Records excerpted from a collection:
⁂
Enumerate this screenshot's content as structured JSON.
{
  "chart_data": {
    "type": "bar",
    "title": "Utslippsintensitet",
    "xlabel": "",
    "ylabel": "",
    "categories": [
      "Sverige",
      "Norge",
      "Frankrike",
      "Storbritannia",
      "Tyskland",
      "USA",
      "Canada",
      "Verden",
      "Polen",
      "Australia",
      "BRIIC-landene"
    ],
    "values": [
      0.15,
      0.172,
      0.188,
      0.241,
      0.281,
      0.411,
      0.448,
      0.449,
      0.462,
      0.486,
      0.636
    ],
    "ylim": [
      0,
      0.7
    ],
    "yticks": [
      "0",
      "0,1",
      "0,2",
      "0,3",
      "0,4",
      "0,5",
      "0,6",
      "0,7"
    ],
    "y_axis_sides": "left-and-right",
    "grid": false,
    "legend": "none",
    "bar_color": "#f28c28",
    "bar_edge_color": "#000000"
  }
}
⁂
* DIRECTIVE: Take the entries and copy them out exactly.

* SOLUTION BELOW:
Enumerate this screenshot's content as structured JSON.
{
  "chart_data": {
    "type": "bar",
    "title": "Utslippsintensitet",
    "xlabel": "",
    "ylabel": "",
    "categories": [
      "Sverige",
      "Norge",
      "Frankrike",
      "Storbritannia",
      "Tyskland",
      "USA",
      "Canada",
      "Verden",
      "Polen",
      "Australia",
      "BRIIC-landene"
    ],
    "values": [
      0.15,
      0.172,
      0.188,
      0.241,
      0.281,
      0.411,
      0.448,
      0.449,
      0.462,
      0.486,
      0.636
    ],
    "ylim": [
      0,
      0.7
    ],
    "yticks": [
      "0",
      "0,1",
      "0,2",
      "0,3",
      "0,4",
      "0,5",
      "0,6",
      "0,7"
    ],
    "y_axis_sides": "left-and-right",
    "grid": false,
    "legend": "none",
    "bar_color": "#f28c28",
    "bar_edge_color": "#000000"
  }
}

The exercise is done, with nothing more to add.